§ THE REQUEST: Identify every line in the records below that contains the word "your", and copy each of those lines.

§ RAW DATA:
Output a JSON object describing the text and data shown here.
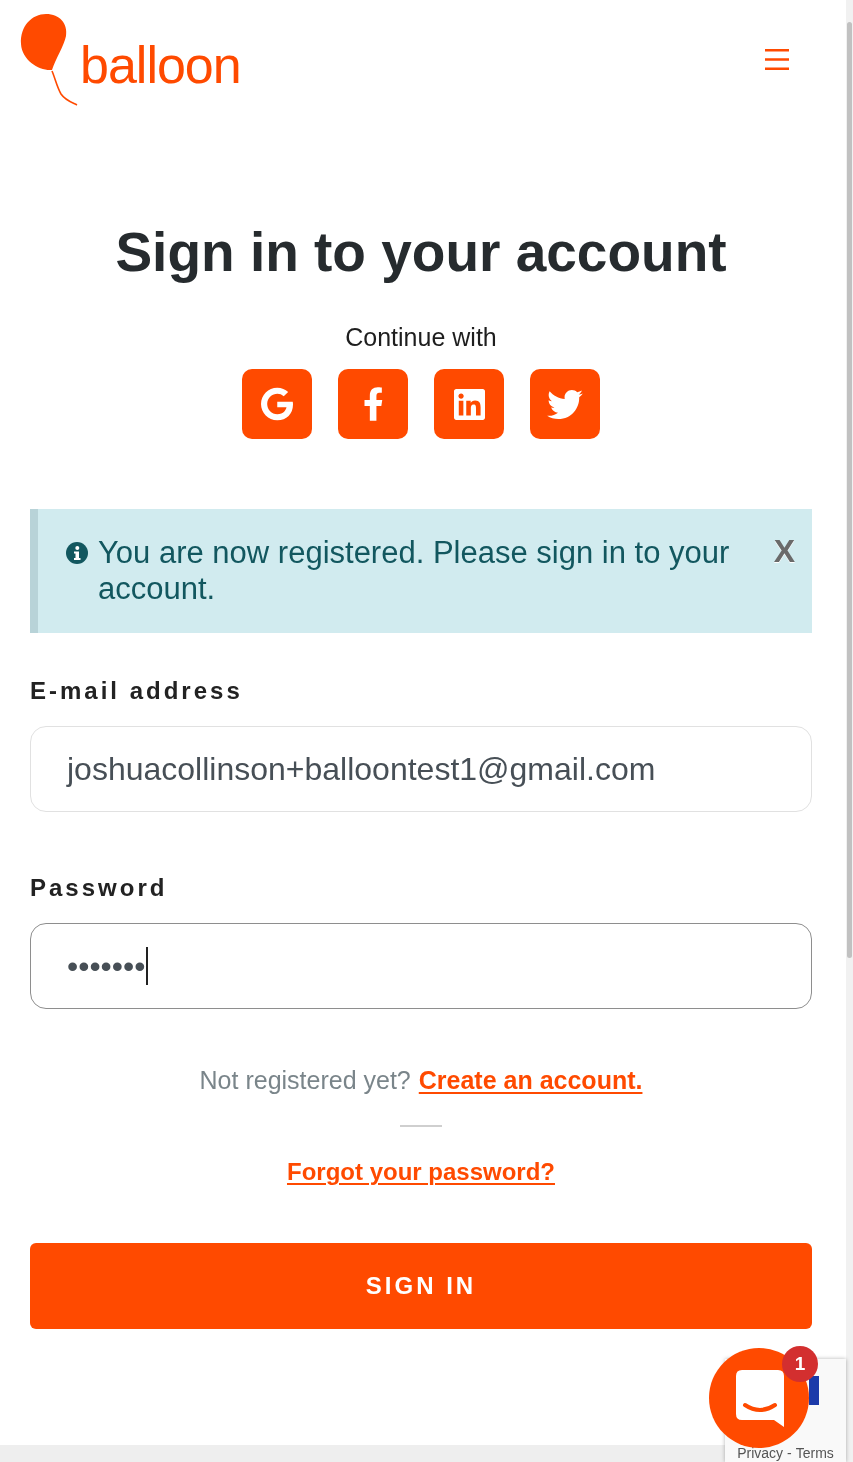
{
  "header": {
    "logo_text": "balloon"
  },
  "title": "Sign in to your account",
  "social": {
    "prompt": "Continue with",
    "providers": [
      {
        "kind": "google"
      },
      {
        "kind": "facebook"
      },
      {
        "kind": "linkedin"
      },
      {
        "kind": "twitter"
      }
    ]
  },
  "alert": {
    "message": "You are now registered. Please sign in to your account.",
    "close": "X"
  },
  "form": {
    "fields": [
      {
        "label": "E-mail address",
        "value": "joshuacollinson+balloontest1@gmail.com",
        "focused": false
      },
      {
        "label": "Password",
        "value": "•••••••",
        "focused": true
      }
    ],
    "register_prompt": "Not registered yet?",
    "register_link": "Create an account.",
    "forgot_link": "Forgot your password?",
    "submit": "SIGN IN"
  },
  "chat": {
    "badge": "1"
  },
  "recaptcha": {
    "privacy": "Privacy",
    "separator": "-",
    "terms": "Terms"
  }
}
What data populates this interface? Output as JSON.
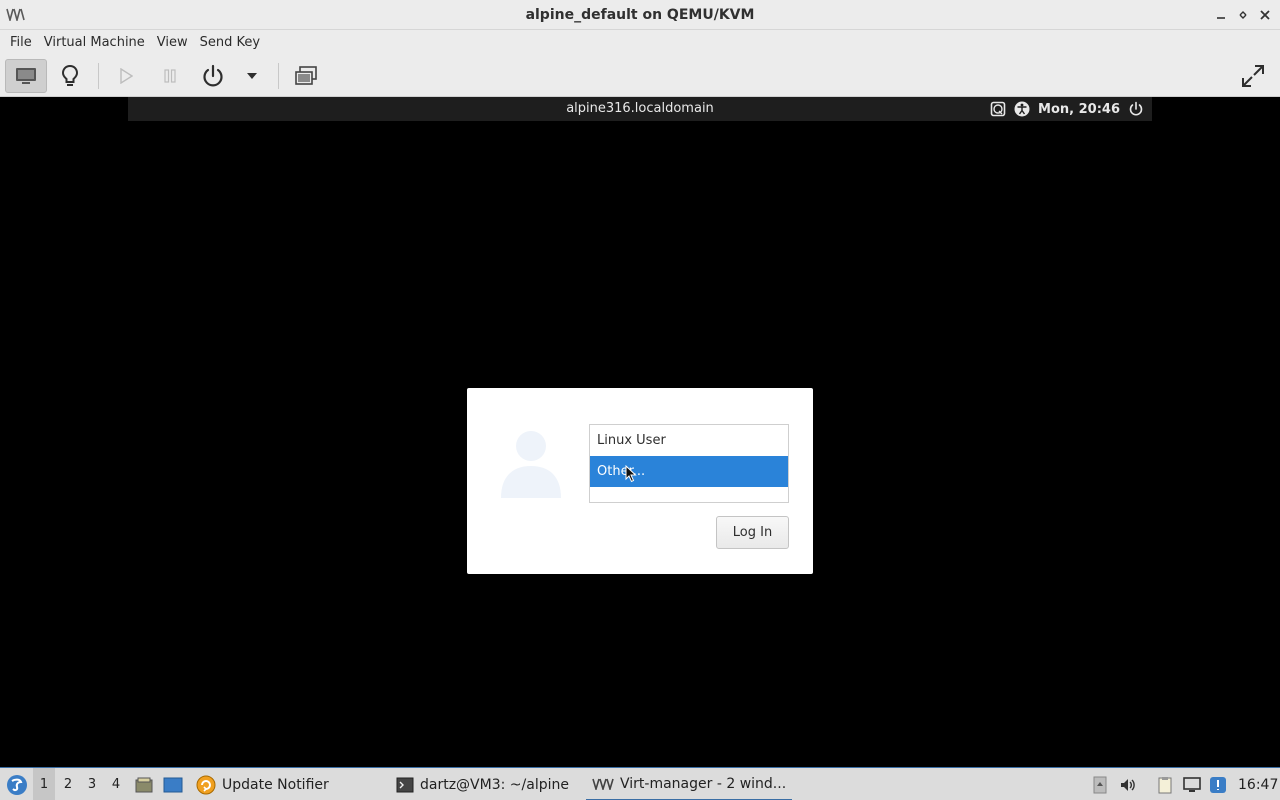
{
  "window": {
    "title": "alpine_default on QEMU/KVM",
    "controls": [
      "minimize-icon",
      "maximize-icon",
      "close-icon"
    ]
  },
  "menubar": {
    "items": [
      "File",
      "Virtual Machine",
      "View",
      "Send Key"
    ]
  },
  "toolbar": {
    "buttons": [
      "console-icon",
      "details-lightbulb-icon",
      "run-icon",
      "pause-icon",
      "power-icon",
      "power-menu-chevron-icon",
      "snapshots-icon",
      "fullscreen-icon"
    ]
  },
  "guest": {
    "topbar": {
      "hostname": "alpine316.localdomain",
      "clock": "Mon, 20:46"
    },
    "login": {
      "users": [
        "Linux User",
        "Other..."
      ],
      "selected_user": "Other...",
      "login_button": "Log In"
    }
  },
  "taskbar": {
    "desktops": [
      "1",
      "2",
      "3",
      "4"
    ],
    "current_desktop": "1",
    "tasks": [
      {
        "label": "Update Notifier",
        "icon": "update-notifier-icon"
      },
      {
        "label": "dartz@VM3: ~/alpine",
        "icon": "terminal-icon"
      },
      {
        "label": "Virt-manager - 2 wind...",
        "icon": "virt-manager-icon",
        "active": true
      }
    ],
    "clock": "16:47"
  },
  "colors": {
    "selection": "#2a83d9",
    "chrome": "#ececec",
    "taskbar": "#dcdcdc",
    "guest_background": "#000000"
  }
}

§ SOLUTION TO THE PROBLEM:
  "title": "Sign in to your account",
    "message": "You are now registered. Please sign in to your account.",
    "forgot_link": "Forgot your password?",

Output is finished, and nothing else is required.